Do this => Can you transcribe every entry word for word, skipping the images?
>> begin Data for this exercise
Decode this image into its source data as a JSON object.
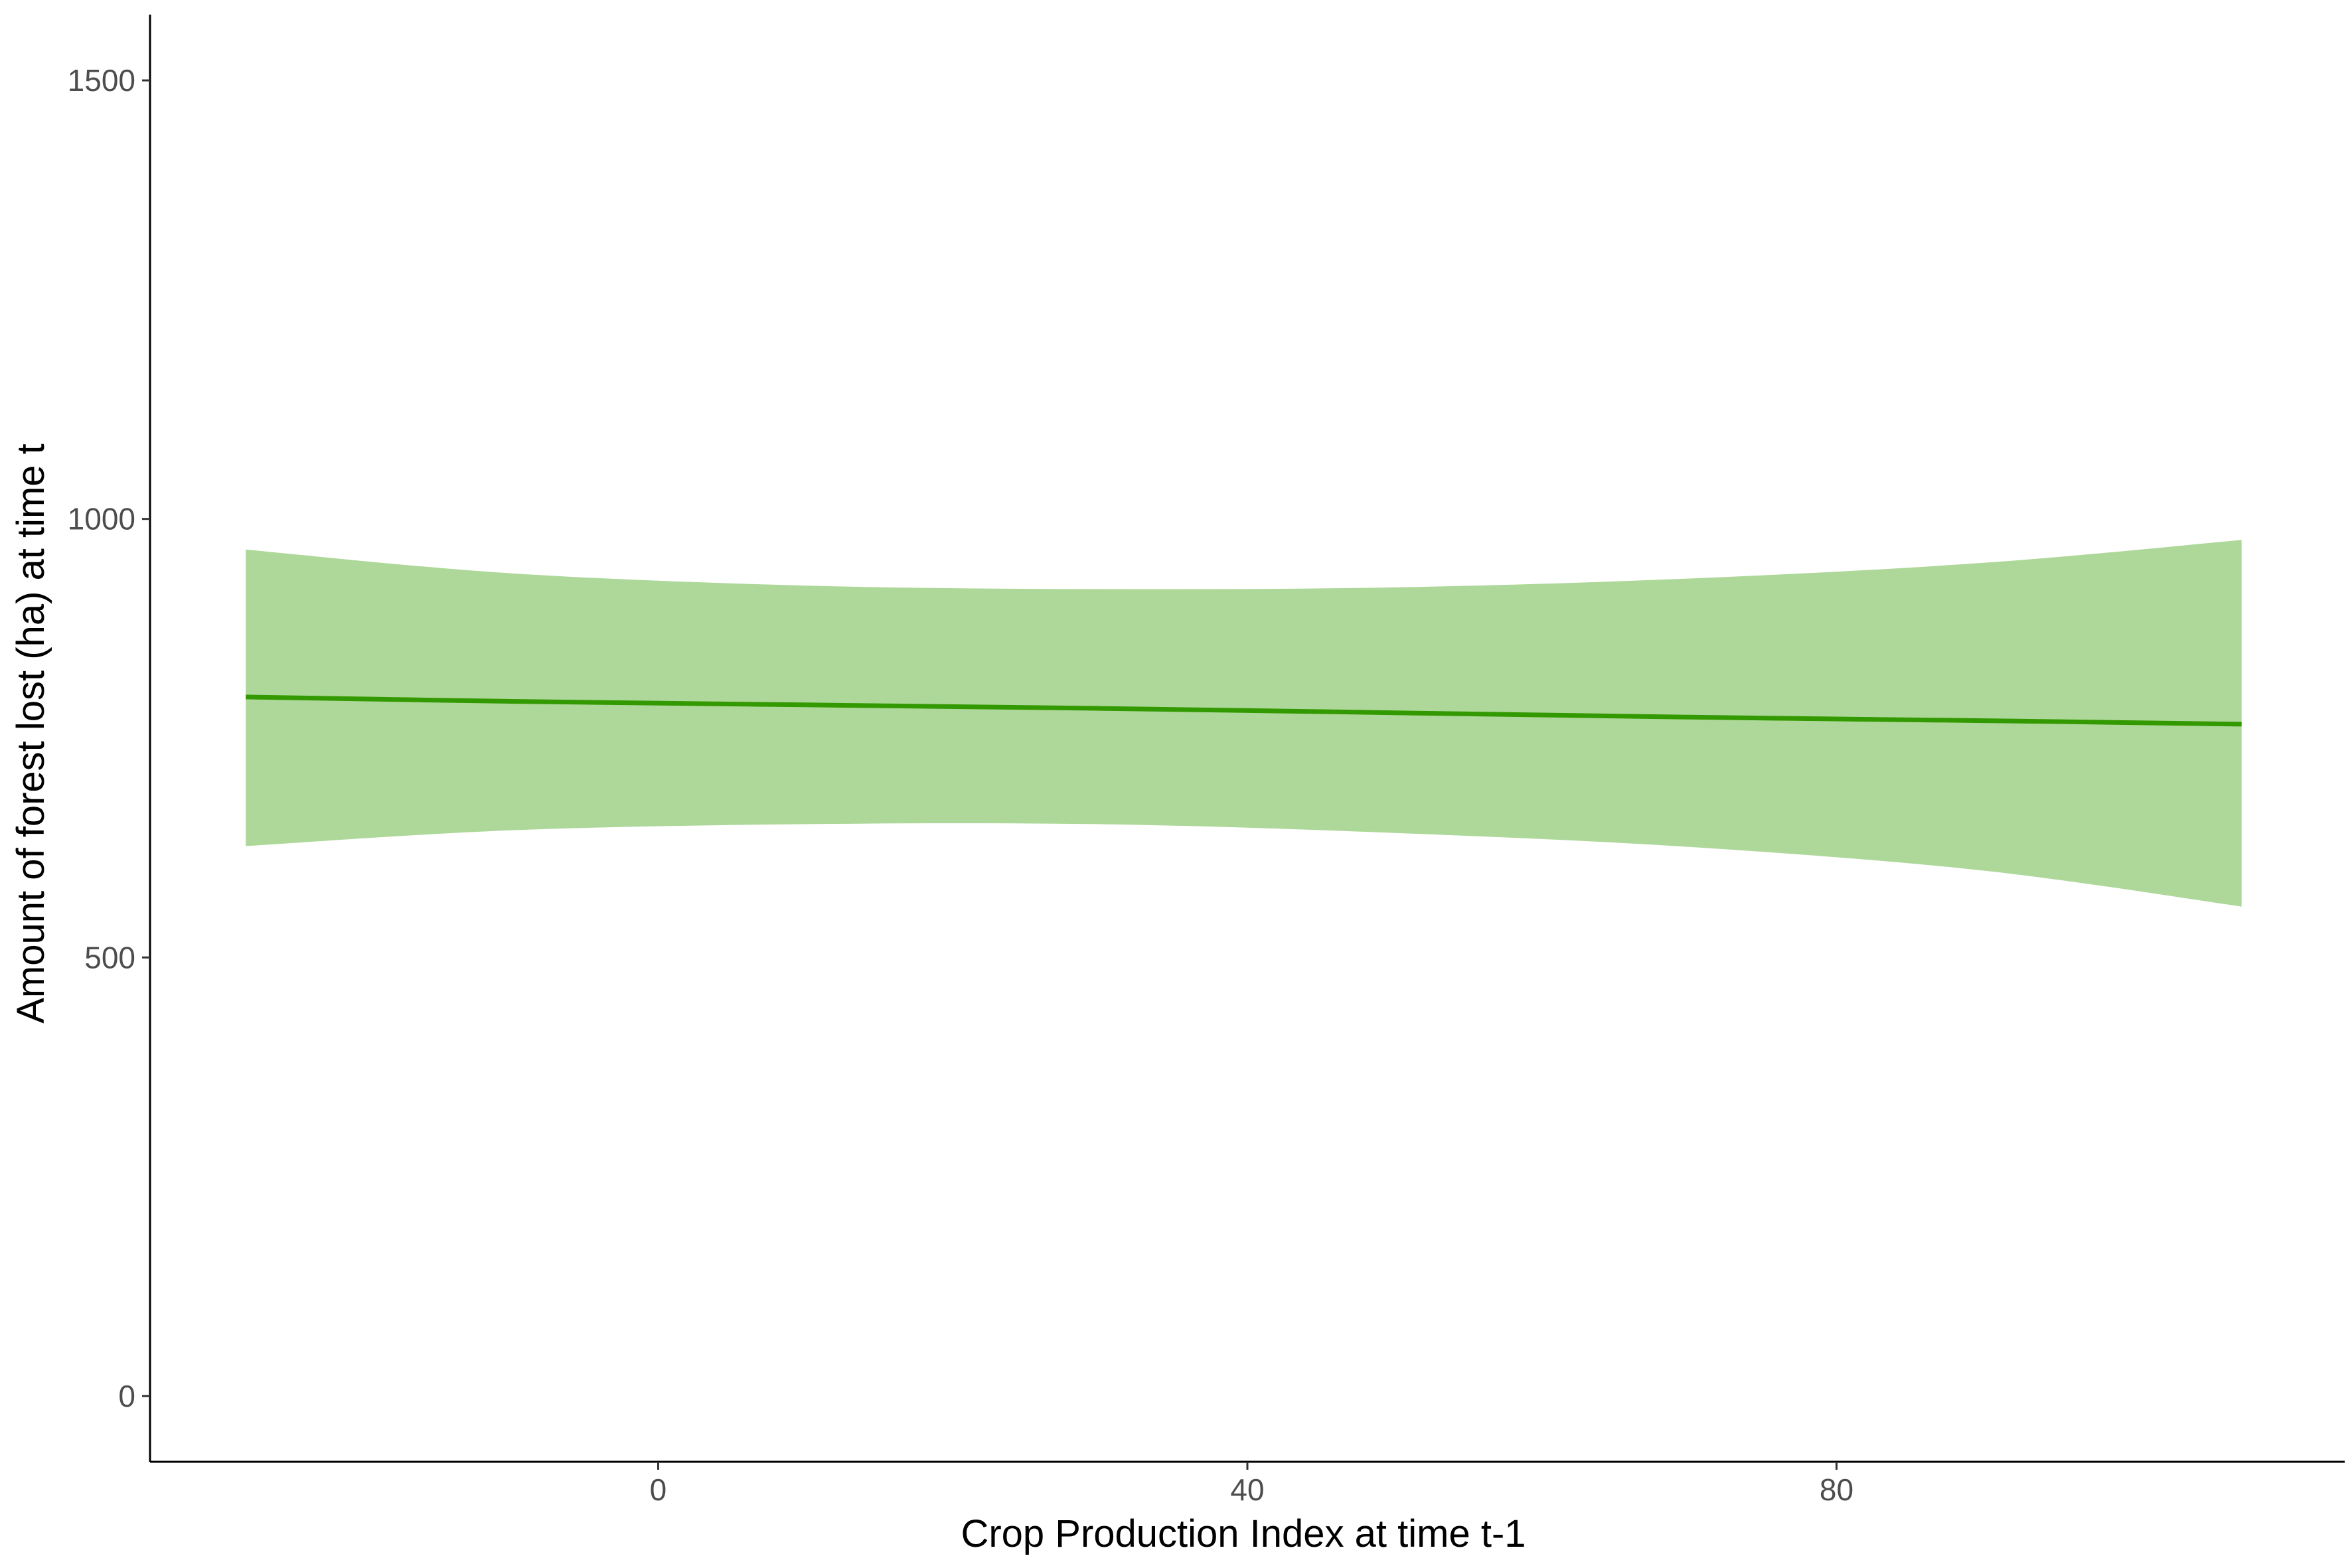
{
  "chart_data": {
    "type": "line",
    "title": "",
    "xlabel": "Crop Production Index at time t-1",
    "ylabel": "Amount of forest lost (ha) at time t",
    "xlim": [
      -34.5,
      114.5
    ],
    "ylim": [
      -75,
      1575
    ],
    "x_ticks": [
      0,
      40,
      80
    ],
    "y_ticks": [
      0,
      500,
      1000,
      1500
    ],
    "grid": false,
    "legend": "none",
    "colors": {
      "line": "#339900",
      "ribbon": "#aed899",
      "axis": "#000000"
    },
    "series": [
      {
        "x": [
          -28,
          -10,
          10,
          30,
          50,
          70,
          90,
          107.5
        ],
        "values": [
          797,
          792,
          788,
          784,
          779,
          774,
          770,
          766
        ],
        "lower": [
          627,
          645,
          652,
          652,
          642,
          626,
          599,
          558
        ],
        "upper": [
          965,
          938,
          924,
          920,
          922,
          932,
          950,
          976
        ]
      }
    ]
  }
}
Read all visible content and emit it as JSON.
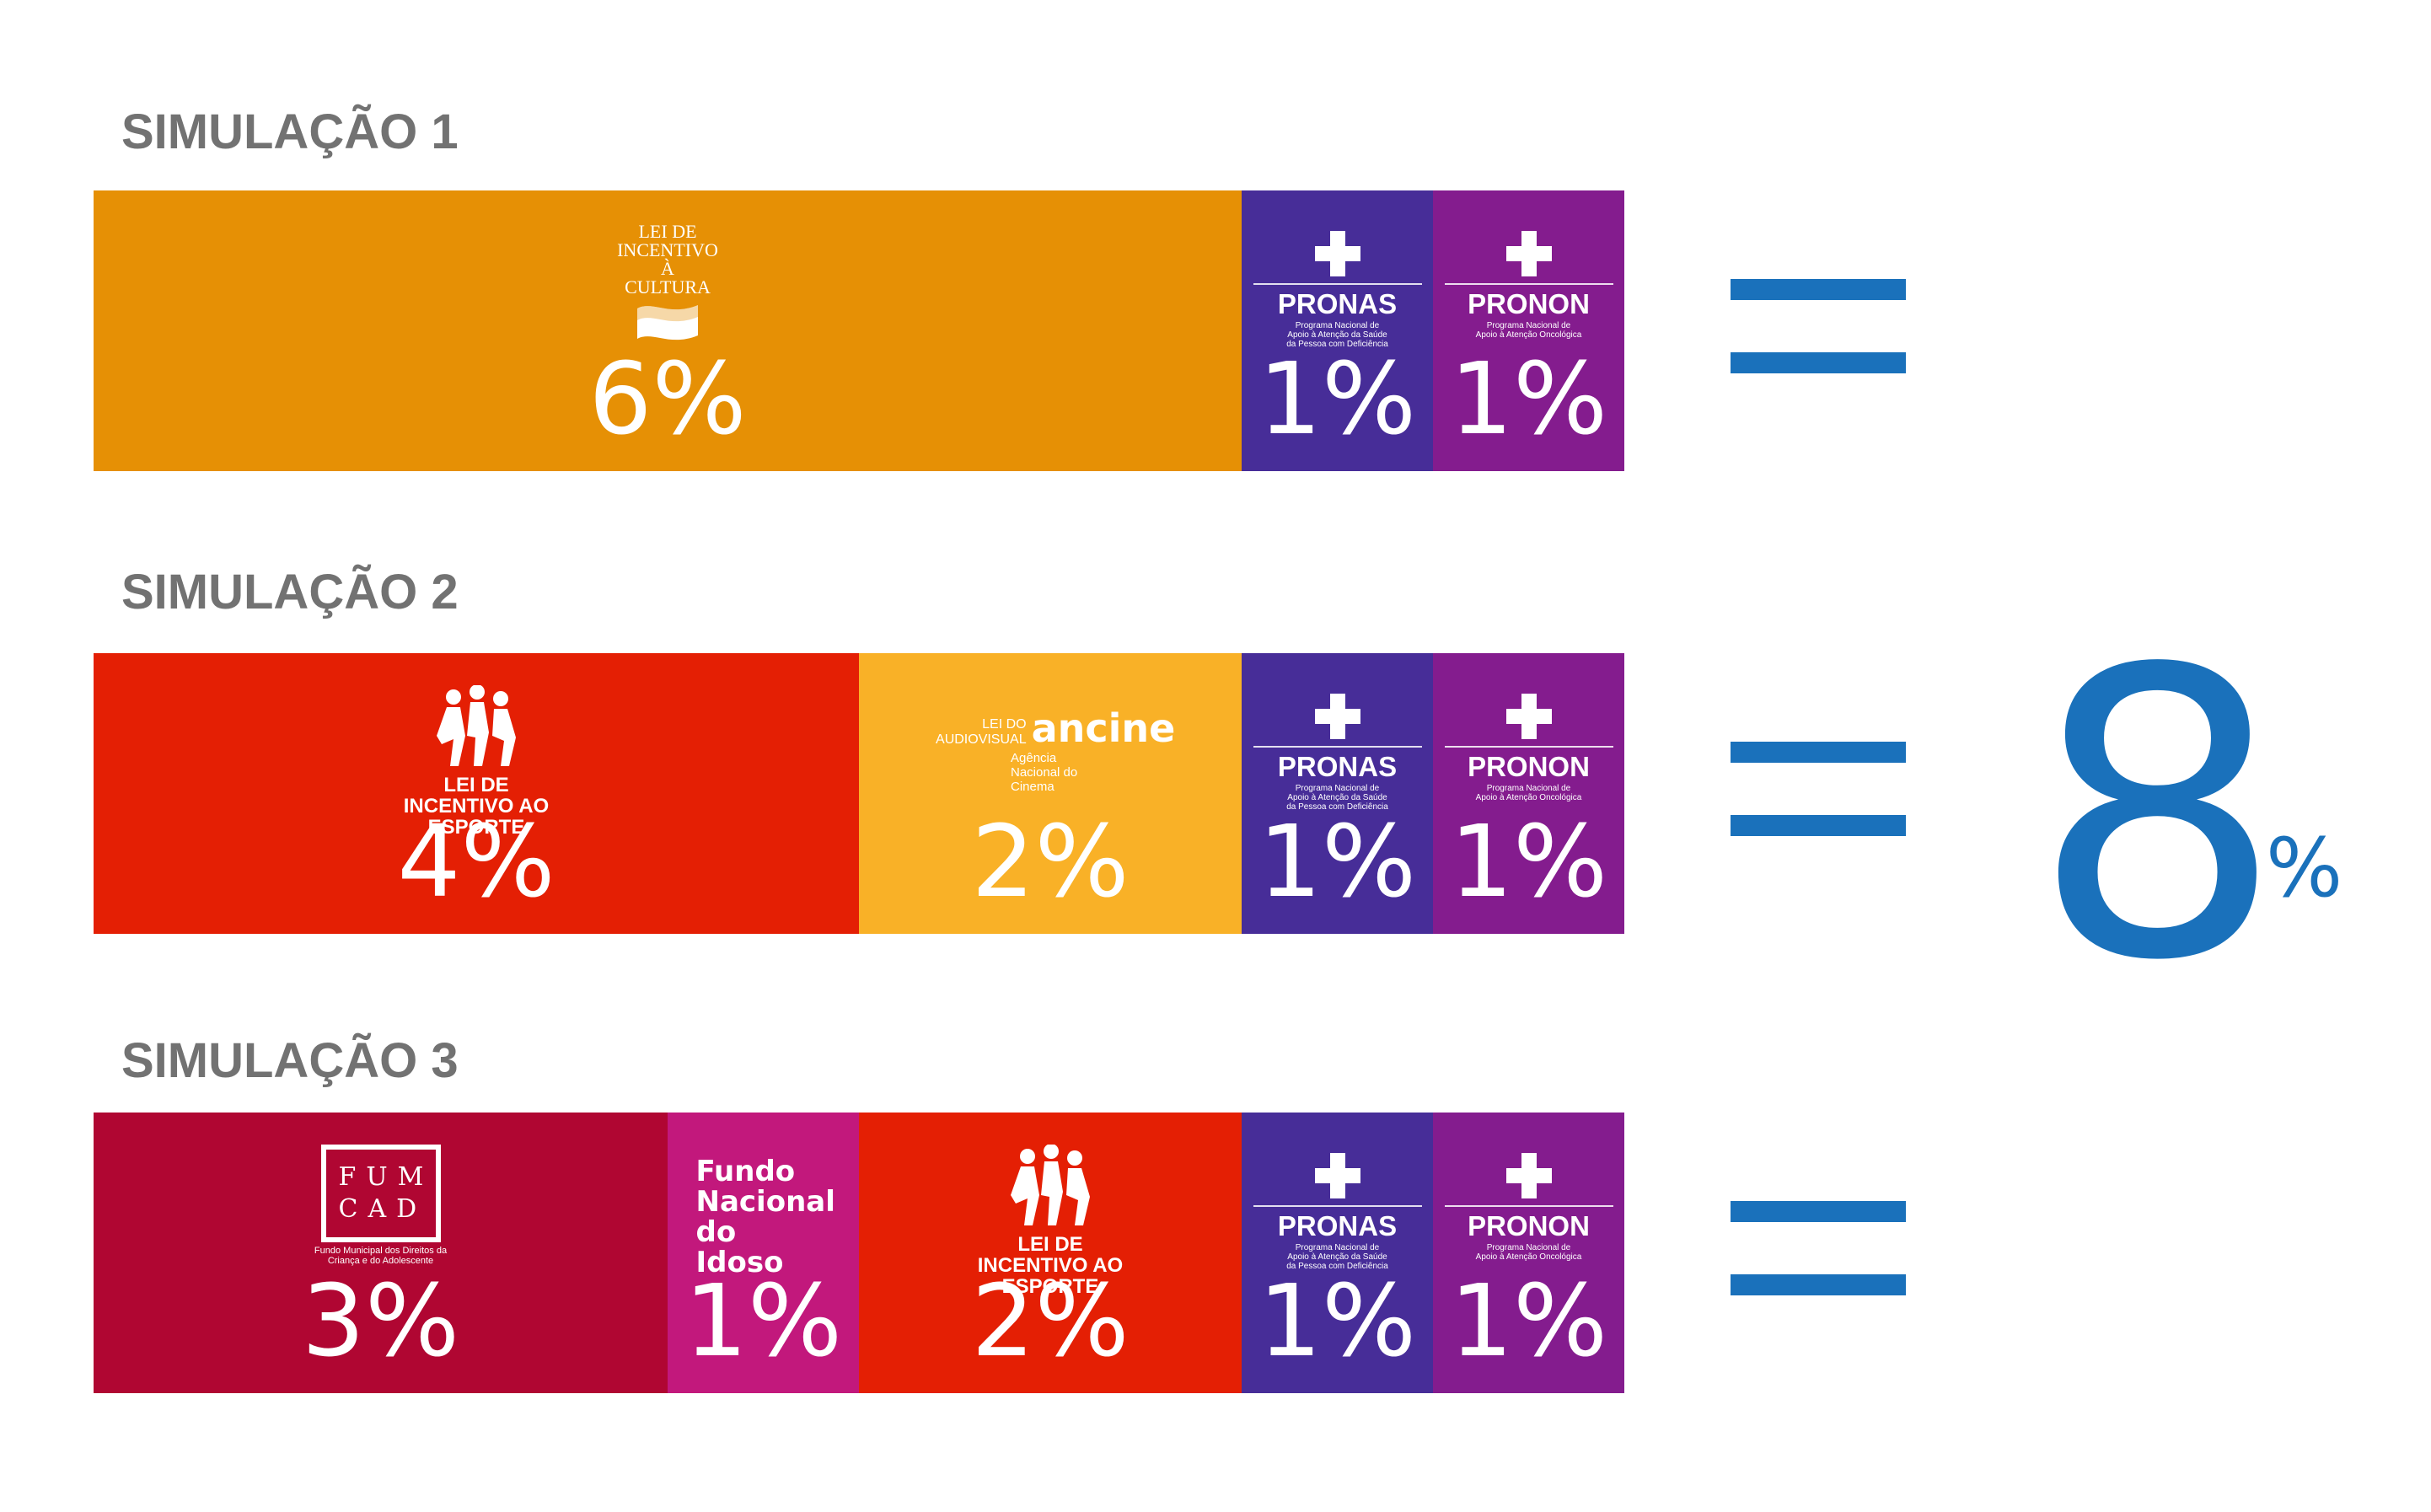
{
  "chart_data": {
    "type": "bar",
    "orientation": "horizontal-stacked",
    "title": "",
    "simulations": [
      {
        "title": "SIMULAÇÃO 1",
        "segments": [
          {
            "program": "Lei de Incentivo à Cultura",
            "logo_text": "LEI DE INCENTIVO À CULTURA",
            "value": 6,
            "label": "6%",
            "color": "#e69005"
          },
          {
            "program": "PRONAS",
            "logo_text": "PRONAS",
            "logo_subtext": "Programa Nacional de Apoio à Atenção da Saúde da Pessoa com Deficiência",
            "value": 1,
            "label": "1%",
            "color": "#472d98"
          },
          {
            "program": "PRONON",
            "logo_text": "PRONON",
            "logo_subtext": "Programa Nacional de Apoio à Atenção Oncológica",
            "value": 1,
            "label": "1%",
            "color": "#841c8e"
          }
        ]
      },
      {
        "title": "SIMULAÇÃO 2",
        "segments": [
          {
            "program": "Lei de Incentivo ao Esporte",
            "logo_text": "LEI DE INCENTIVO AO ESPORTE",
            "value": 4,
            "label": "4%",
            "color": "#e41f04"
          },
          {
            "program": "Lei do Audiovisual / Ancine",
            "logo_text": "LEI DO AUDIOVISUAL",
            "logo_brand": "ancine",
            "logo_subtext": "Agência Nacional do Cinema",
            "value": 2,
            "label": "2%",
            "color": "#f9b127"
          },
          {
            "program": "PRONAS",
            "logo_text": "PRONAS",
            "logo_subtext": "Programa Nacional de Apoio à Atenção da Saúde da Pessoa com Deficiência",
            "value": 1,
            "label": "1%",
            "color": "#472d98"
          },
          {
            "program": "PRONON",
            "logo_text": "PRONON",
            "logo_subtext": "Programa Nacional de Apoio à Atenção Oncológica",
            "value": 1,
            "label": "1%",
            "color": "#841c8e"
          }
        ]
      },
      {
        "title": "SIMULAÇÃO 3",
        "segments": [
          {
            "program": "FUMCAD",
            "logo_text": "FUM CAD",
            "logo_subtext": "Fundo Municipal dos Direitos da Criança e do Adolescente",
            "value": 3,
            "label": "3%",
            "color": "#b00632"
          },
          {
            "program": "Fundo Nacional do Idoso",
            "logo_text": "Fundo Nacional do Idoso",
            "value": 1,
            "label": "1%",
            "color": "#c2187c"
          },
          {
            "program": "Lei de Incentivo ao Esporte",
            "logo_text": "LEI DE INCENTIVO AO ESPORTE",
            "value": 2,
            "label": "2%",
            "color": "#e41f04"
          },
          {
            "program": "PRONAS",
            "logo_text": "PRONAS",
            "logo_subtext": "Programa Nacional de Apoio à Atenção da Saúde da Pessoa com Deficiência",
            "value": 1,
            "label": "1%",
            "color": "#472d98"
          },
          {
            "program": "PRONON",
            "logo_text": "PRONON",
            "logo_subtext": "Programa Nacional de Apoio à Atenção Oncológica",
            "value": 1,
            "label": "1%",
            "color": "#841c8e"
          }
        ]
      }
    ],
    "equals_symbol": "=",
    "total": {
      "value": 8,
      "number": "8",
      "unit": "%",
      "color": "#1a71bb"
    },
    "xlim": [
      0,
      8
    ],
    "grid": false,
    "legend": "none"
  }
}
>> end Data for this exercise
Full output =>
Decode this image into its source data as a JSON object.
{
  "chart_data": {
    "type": "line",
    "title": "",
    "xlabel": "Crop Production Index at time t-1",
    "ylabel": "Amount of forest lost (ha) at time t",
    "xlim": [
      -34.5,
      114.5
    ],
    "ylim": [
      -75,
      1575
    ],
    "x_ticks": [
      0,
      40,
      80
    ],
    "y_ticks": [
      0,
      500,
      1000,
      1500
    ],
    "grid": false,
    "legend": "none",
    "colors": {
      "line": "#339900",
      "ribbon": "#aed899",
      "axis": "#000000"
    },
    "series": [
      {
        "x": [
          -28,
          -10,
          10,
          30,
          50,
          70,
          90,
          107.5
        ],
        "values": [
          797,
          792,
          788,
          784,
          779,
          774,
          770,
          766
        ],
        "lower": [
          627,
          645,
          652,
          652,
          642,
          626,
          599,
          558
        ],
        "upper": [
          965,
          938,
          924,
          920,
          922,
          932,
          950,
          976
        ]
      }
    ]
  }
}
Read all visible content and emit it as JSON.
{
  "chart_data": {
    "type": "bar",
    "orientation": "horizontal-stacked",
    "title": "",
    "simulations": [
      {
        "title": "SIMULAÇÃO 1",
        "segments": [
          {
            "program": "Lei de Incentivo à Cultura",
            "logo_text": "LEI DE INCENTIVO À CULTURA",
            "value": 6,
            "label": "6%",
            "color": "#e69005"
          },
          {
            "program": "PRONAS",
            "logo_text": "PRONAS",
            "logo_subtext": "Programa Nacional de Apoio à Atenção da Saúde da Pessoa com Deficiência",
            "value": 1,
            "label": "1%",
            "color": "#472d98"
          },
          {
            "program": "PRONON",
            "logo_text": "PRONON",
            "logo_subtext": "Programa Nacional de Apoio à Atenção Oncológica",
            "value": 1,
            "label": "1%",
            "color": "#841c8e"
          }
        ]
      },
      {
        "title": "SIMULAÇÃO 2",
        "segments": [
          {
            "program": "Lei de Incentivo ao Esporte",
            "logo_text": "LEI DE INCENTIVO AO ESPORTE",
            "value": 4,
            "label": "4%",
            "color": "#e41f04"
          },
          {
            "program": "Lei do Audiovisual / Ancine",
            "logo_text": "LEI DO AUDIOVISUAL",
            "logo_brand": "ancine",
            "logo_subtext": "Agência Nacional do Cinema",
            "value": 2,
            "label": "2%",
            "color": "#f9b127"
          },
          {
            "program": "PRONAS",
            "logo_text": "PRONAS",
            "logo_subtext": "Programa Nacional de Apoio à Atenção da Saúde da Pessoa com Deficiência",
            "value": 1,
            "label": "1%",
            "color": "#472d98"
          },
          {
            "program": "PRONON",
            "logo_text": "PRONON",
            "logo_subtext": "Programa Nacional de Apoio à Atenção Oncológica",
            "value": 1,
            "label": "1%",
            "color": "#841c8e"
          }
        ]
      },
      {
        "title": "SIMULAÇÃO 3",
        "segments": [
          {
            "program": "FUMCAD",
            "logo_text": "FUM CAD",
            "logo_subtext": "Fundo Municipal dos Direitos da Criança e do Adolescente",
            "value": 3,
            "label": "3%",
            "color": "#b00632"
          },
          {
            "program": "Fundo Nacional do Idoso",
            "logo_text": "Fundo Nacional do Idoso",
            "value": 1,
            "label": "1%",
            "color": "#c2187c"
          },
          {
            "program": "Lei de Incentivo ao Esporte",
            "logo_text": "LEI DE INCENTIVO AO ESPORTE",
            "value": 2,
            "label": "2%",
            "color": "#e41f04"
          },
          {
            "program": "PRONAS",
            "logo_text": "PRONAS",
            "logo_subtext": "Programa Nacional de Apoio à Atenção da Saúde da Pessoa com Deficiência",
            "value": 1,
            "label": "1%",
            "color": "#472d98"
          },
          {
            "program": "PRONON",
            "logo_text": "PRONON",
            "logo_subtext": "Programa Nacional de Apoio à Atenção Oncológica",
            "value": 1,
            "label": "1%",
            "color": "#841c8e"
          }
        ]
      }
    ],
    "equals_symbol": "=",
    "total": {
      "value": 8,
      "number": "8",
      "unit": "%",
      "color": "#1a71bb"
    },
    "xlim": [
      0,
      8
    ],
    "grid": false,
    "legend": "none"
  }
}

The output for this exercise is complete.